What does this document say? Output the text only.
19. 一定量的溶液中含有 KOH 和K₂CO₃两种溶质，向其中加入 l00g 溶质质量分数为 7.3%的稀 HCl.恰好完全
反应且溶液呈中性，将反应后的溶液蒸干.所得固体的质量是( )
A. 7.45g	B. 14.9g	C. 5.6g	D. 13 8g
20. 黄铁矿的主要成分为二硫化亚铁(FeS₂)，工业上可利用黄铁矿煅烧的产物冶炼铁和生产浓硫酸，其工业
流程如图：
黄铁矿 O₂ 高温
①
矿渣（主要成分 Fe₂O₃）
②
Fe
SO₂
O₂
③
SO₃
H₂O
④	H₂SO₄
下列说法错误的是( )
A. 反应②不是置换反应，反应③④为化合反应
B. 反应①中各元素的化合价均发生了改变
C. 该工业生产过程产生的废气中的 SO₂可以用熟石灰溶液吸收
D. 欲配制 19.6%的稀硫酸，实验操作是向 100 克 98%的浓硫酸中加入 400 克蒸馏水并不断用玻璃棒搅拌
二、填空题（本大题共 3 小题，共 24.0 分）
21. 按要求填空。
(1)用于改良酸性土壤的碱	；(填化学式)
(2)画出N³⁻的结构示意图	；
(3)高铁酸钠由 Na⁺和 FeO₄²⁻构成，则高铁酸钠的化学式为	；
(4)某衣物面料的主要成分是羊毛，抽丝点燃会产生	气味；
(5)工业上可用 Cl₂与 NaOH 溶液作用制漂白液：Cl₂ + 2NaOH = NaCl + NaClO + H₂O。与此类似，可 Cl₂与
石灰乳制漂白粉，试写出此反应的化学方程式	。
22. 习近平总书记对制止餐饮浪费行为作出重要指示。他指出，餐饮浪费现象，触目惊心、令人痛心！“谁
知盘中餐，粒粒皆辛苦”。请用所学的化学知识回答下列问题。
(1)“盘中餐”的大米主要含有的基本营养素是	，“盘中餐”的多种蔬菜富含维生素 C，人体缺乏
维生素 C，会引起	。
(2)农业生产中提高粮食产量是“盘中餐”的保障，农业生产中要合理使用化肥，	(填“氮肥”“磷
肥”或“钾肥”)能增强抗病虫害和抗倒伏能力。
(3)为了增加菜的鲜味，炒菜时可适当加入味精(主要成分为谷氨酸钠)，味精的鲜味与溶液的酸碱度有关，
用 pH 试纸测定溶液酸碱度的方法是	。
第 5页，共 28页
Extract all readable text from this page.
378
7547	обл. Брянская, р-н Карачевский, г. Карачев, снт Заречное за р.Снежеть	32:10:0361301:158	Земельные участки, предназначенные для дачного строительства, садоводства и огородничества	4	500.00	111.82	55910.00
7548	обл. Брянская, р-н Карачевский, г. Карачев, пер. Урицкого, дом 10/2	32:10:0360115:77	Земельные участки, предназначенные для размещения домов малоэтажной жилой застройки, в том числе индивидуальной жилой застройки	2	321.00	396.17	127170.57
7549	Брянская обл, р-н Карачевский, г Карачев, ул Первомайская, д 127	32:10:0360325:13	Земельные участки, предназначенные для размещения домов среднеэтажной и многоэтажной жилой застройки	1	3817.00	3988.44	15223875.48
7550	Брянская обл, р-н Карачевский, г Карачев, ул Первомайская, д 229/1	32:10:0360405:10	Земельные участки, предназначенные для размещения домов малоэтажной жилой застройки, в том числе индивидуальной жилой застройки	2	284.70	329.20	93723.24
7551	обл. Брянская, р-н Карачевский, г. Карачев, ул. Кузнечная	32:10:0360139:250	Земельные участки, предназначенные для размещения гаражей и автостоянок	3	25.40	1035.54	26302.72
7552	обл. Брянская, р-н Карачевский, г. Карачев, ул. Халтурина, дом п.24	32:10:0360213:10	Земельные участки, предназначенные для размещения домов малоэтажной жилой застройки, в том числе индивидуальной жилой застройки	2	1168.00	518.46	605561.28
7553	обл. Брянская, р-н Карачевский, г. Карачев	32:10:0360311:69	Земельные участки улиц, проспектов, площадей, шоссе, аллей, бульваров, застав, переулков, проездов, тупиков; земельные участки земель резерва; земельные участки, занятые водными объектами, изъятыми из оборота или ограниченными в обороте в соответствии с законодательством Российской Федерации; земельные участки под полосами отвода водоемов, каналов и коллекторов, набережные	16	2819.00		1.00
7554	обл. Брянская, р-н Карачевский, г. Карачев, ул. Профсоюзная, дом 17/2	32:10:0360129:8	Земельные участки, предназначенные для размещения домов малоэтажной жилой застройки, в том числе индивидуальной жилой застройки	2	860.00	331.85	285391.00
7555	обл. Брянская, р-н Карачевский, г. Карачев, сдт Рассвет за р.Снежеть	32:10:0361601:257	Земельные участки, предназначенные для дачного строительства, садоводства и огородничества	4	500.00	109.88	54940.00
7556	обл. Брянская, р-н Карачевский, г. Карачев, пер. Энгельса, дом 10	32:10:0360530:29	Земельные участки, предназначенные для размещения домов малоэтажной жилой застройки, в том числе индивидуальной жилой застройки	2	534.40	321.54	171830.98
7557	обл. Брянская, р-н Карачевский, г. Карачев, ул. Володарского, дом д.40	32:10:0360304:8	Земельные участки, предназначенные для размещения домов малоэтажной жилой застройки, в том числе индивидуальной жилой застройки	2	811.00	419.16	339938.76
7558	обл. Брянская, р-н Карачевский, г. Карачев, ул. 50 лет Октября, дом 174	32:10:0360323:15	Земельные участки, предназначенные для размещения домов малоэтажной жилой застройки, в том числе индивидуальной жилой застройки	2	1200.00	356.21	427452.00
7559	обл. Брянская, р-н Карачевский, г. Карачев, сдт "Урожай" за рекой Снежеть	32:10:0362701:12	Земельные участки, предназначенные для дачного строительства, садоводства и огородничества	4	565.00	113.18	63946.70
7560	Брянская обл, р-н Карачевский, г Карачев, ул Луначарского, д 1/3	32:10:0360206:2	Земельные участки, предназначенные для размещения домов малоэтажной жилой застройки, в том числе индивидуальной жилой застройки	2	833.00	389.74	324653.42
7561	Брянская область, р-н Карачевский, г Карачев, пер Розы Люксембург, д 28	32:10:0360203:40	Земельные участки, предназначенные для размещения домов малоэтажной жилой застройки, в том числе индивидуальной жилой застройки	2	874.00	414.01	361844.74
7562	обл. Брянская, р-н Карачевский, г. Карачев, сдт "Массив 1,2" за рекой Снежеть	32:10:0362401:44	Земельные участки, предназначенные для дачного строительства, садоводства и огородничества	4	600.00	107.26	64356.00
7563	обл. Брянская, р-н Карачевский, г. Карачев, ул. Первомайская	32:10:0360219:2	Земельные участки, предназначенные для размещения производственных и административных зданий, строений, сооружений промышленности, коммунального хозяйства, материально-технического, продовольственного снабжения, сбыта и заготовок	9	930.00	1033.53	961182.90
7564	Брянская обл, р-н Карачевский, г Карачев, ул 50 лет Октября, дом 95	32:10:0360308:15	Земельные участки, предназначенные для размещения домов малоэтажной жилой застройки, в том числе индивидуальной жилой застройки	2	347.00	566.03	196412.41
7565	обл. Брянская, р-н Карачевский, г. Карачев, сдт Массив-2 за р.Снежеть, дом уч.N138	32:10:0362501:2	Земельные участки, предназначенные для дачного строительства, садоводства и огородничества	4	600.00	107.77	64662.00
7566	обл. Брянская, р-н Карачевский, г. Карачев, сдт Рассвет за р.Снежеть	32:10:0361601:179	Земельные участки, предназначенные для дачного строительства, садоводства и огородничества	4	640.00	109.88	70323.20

----------

- **Given request**: Copy every line of the records above that holds the word "this".

- **Task output**:
What does this document say? Output the text only.
Extract all readable text from this page.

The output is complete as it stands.